Print the listing below exactly.

## Begin

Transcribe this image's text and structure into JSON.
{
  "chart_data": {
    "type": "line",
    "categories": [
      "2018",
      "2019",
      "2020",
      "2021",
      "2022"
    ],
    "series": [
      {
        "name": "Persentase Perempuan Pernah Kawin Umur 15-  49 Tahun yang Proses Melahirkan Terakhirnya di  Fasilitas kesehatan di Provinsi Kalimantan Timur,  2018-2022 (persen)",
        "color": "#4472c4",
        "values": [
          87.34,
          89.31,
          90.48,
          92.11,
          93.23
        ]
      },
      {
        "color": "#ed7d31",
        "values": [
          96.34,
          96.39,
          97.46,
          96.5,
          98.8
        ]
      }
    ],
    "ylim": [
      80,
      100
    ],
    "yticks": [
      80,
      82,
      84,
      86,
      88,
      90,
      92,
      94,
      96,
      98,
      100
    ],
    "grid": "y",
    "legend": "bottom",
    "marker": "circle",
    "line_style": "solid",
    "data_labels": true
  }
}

## End

# Task result
Transcribe this image's text and structure into JSON.
{
  "chart_data": {
    "type": "line",
    "categories": [
      "2018",
      "2019",
      "2020",
      "2021",
      "2022"
    ],
    "series": [
      {
        "name": "Persentase Perempuan Pernah Kawin Umur 15-  49 Tahun yang Proses Melahirkan Terakhirnya di  Fasilitas kesehatan di Provinsi Kalimantan Timur,  2018-2022 (persen)",
        "color": "#4472c4",
        "values": [
          87.34,
          89.31,
          90.48,
          92.11,
          93.23
        ]
      },
      {
        "color": "#ed7d31",
        "values": [
          96.34,
          96.39,
          97.46,
          96.5,
          98.8
        ]
      }
    ],
    "ylim": [
      80,
      100
    ],
    "yticks": [
      80,
      82,
      84,
      86,
      88,
      90,
      92,
      94,
      96,
      98,
      100
    ],
    "grid": "y",
    "legend": "bottom",
    "marker": "circle",
    "line_style": "solid",
    "data_labels": true
  }
}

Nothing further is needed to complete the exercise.